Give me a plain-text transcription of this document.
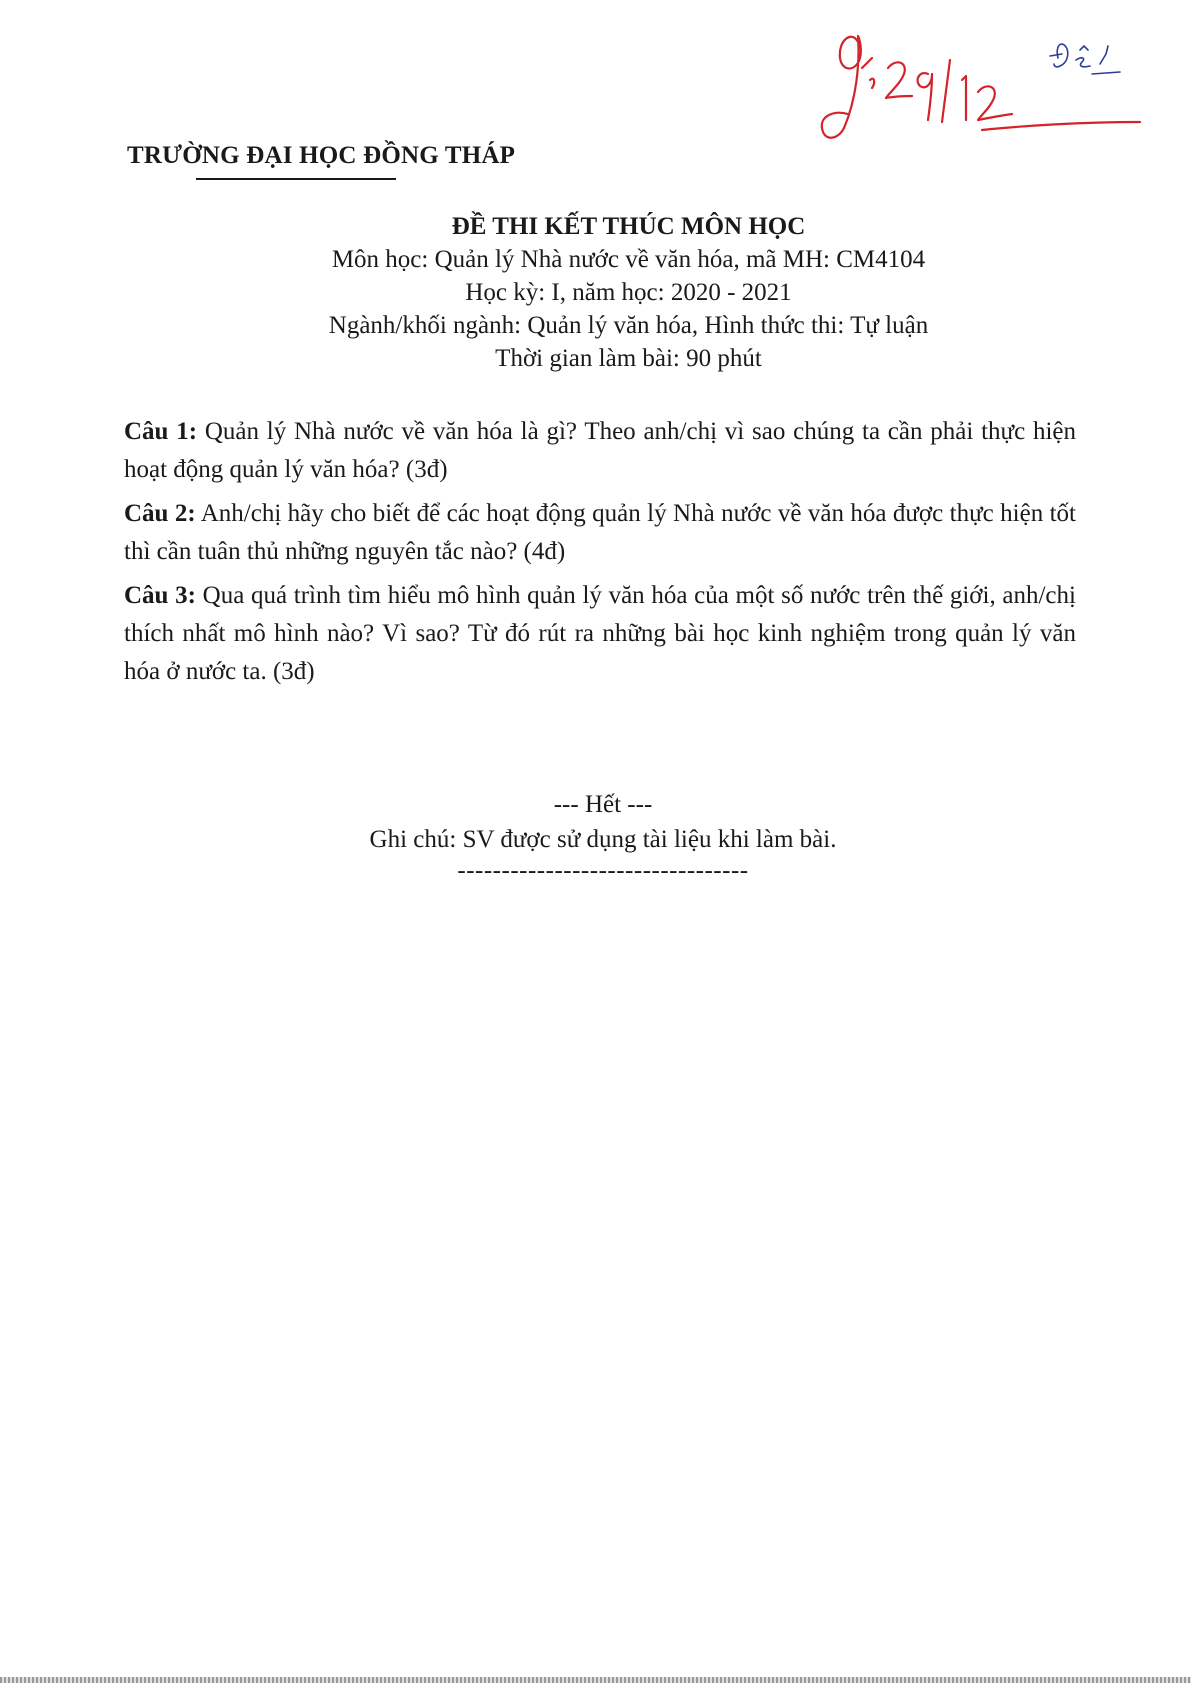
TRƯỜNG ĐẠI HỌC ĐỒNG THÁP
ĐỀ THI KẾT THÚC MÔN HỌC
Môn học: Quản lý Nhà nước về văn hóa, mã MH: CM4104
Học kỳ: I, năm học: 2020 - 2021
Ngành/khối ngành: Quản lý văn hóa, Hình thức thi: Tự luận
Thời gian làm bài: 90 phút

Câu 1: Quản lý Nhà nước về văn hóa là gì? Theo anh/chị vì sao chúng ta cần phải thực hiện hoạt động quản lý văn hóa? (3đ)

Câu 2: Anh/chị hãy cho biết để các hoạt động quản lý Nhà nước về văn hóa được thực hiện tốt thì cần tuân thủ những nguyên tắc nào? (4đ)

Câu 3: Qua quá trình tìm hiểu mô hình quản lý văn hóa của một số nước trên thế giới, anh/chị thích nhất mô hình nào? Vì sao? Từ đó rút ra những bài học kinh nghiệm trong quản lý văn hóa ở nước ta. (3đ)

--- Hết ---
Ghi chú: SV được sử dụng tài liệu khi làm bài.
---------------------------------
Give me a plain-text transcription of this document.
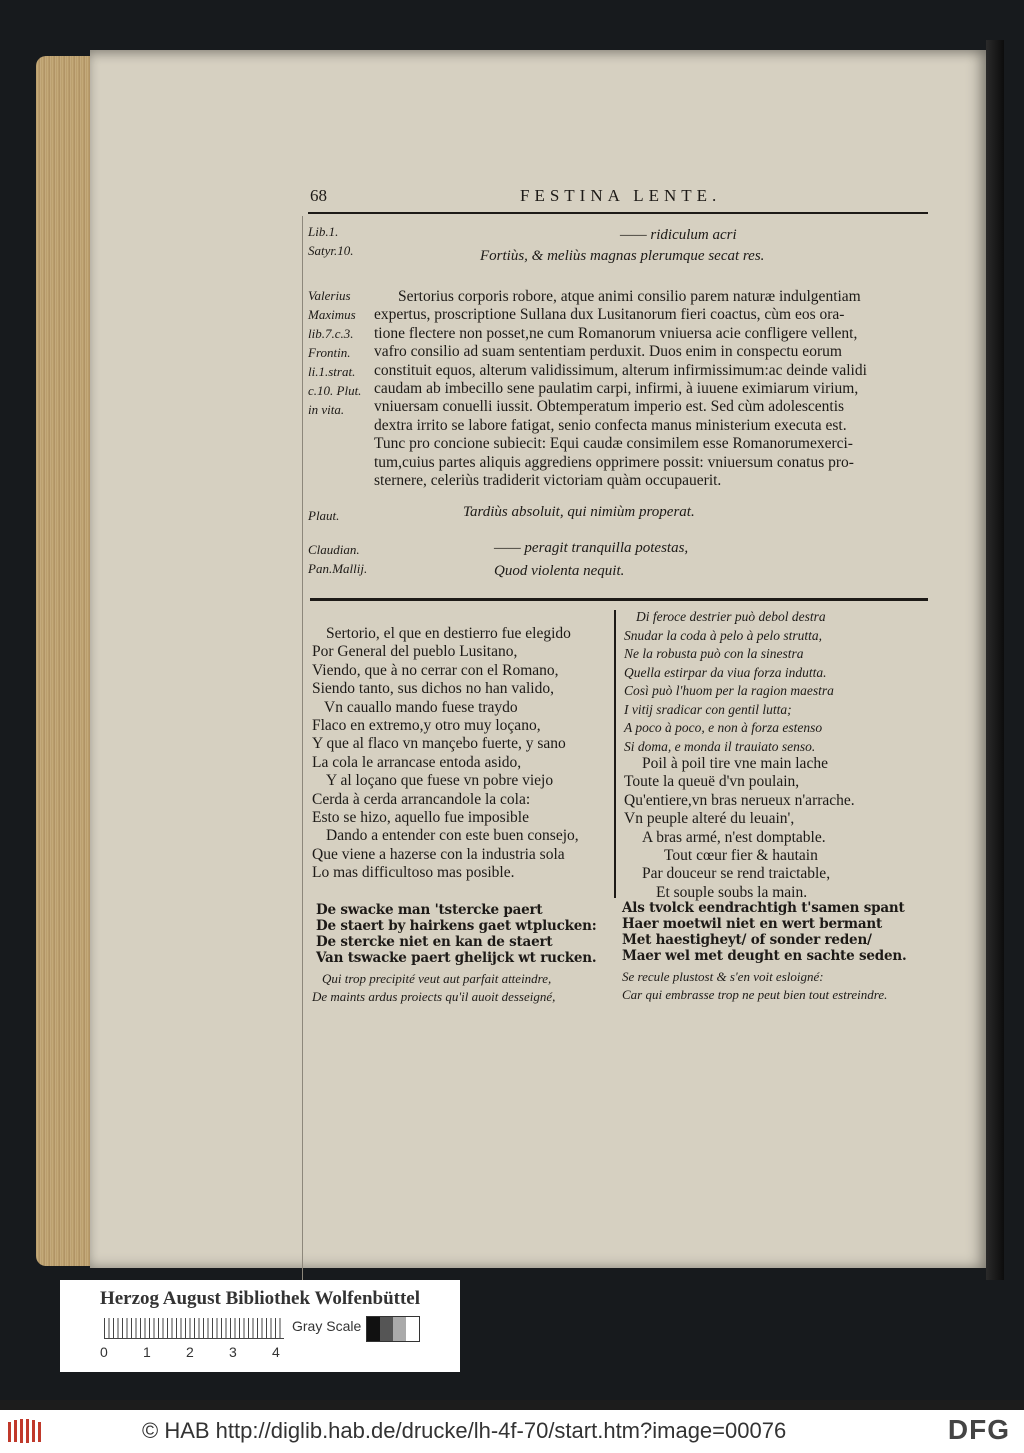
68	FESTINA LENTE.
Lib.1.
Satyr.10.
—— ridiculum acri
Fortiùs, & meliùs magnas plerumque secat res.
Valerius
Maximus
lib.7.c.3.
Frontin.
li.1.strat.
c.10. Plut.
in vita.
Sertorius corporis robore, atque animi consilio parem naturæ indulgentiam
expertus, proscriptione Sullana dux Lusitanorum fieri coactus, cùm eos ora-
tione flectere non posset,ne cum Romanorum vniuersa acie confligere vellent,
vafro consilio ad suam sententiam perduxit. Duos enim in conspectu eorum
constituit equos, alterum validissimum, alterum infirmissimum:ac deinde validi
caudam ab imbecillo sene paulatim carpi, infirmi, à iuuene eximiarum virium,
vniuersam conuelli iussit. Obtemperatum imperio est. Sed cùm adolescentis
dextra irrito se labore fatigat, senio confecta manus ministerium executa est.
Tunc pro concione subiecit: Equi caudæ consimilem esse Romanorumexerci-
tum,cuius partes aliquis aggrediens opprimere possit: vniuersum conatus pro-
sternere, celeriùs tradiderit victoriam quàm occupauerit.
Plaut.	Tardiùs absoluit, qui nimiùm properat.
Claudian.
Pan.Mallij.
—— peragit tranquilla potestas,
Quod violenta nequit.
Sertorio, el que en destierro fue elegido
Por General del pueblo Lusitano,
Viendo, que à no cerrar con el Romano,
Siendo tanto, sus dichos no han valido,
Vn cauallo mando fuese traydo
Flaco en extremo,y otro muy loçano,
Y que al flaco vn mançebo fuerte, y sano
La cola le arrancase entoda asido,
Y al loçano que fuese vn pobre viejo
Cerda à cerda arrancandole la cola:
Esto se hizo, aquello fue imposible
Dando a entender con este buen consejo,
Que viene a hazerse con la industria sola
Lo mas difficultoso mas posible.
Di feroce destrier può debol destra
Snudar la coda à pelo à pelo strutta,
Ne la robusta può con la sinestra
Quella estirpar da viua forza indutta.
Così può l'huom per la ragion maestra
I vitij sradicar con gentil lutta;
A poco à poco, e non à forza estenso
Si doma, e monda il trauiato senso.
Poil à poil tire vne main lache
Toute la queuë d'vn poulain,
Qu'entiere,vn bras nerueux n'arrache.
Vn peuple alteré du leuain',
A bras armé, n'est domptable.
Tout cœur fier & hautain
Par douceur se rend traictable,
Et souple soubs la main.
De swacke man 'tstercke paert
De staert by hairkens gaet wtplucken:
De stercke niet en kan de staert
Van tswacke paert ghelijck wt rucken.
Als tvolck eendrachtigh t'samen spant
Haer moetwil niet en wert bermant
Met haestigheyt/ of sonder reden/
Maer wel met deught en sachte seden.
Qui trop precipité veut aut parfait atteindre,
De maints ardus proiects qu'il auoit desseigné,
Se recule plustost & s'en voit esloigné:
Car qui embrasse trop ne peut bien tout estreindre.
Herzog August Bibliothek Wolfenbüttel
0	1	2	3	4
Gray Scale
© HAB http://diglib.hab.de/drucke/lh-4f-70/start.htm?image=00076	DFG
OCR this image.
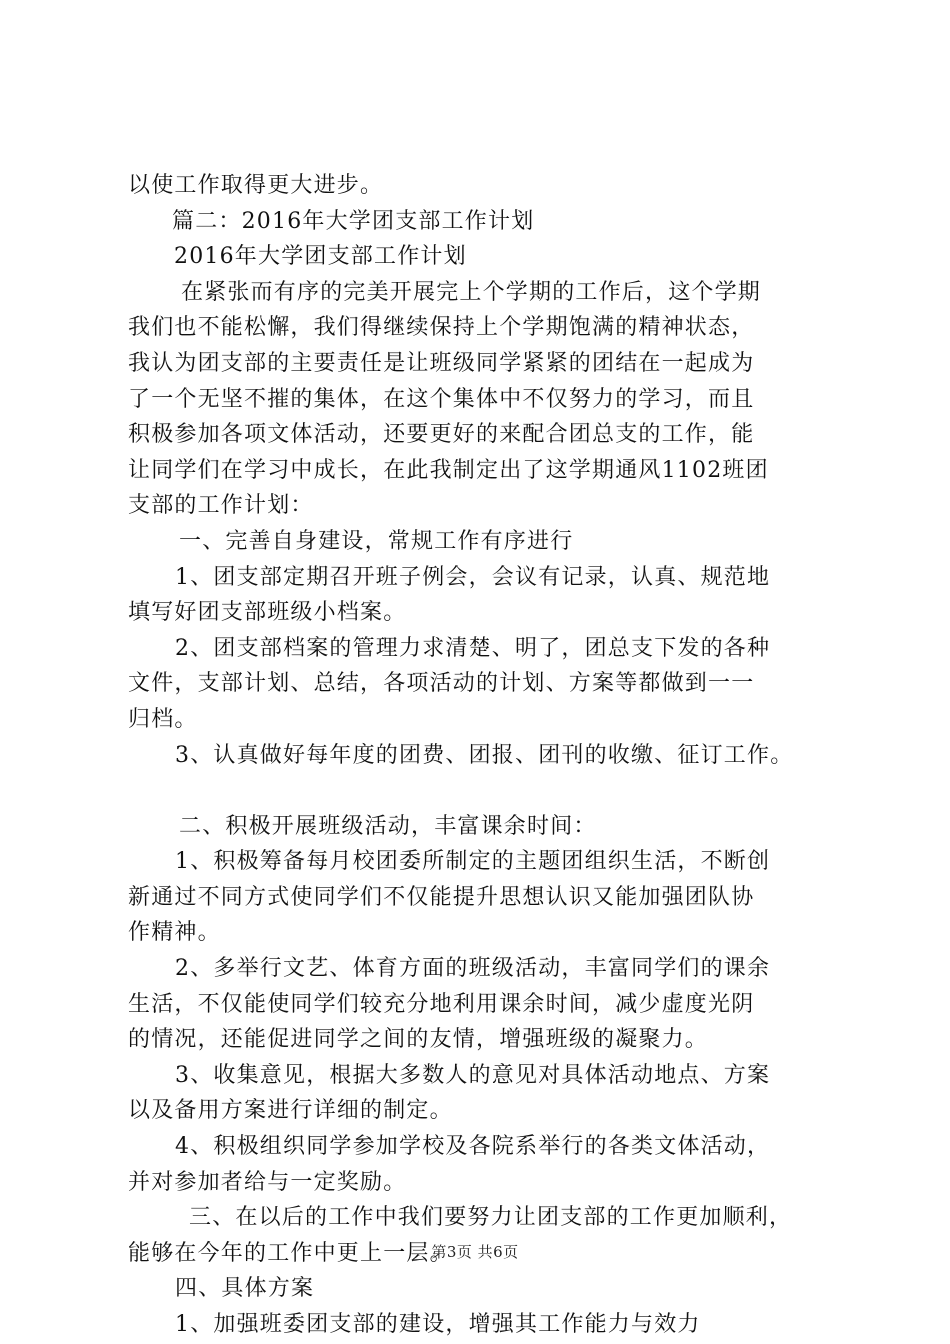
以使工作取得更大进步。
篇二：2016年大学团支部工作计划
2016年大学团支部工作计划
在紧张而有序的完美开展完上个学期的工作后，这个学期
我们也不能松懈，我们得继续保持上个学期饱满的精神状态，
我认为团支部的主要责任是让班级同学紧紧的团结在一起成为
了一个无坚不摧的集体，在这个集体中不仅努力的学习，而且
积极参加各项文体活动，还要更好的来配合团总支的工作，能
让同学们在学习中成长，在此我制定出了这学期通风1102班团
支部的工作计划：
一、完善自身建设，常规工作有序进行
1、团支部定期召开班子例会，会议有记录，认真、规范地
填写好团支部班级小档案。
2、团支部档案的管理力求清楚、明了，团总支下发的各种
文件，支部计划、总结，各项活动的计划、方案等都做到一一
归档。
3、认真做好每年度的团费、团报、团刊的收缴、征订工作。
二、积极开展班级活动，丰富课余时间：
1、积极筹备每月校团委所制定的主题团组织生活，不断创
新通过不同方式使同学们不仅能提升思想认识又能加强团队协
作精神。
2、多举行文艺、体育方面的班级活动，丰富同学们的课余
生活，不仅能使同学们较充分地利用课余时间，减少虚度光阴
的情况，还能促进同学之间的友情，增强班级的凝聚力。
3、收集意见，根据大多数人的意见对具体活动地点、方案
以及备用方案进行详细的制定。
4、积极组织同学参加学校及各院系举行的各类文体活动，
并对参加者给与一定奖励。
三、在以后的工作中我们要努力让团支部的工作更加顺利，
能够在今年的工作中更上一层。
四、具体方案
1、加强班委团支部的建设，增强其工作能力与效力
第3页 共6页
═══
OBJECTIVE
Locate and copy each line in the data above that includes the word "nước".

THE REPLY
Môn học: Quản lý Nhà nước về văn hóa, mã MH: CM4104
Câu 1: Quản lý Nhà nước về văn hóa là gì? Theo anh/chị vì sao chúng ta cần phải thực hiện hoạt động quản lý văn hóa? (3đ)
Câu 2: Anh/chị hãy cho biết để các hoạt động quản lý Nhà nước về văn hóa được thực hiện tốt thì cần tuân thủ những nguyên tắc nào? (4đ)
Câu 3: Qua quá trình tìm hiểu mô hình quản lý văn hóa của một số nước trên thế giới, anh/chị thích nhất mô hình nào? Vì sao? Từ đó rút ra những bài học kinh nghiệm trong quản lý văn hóa ở nước ta. (3đ)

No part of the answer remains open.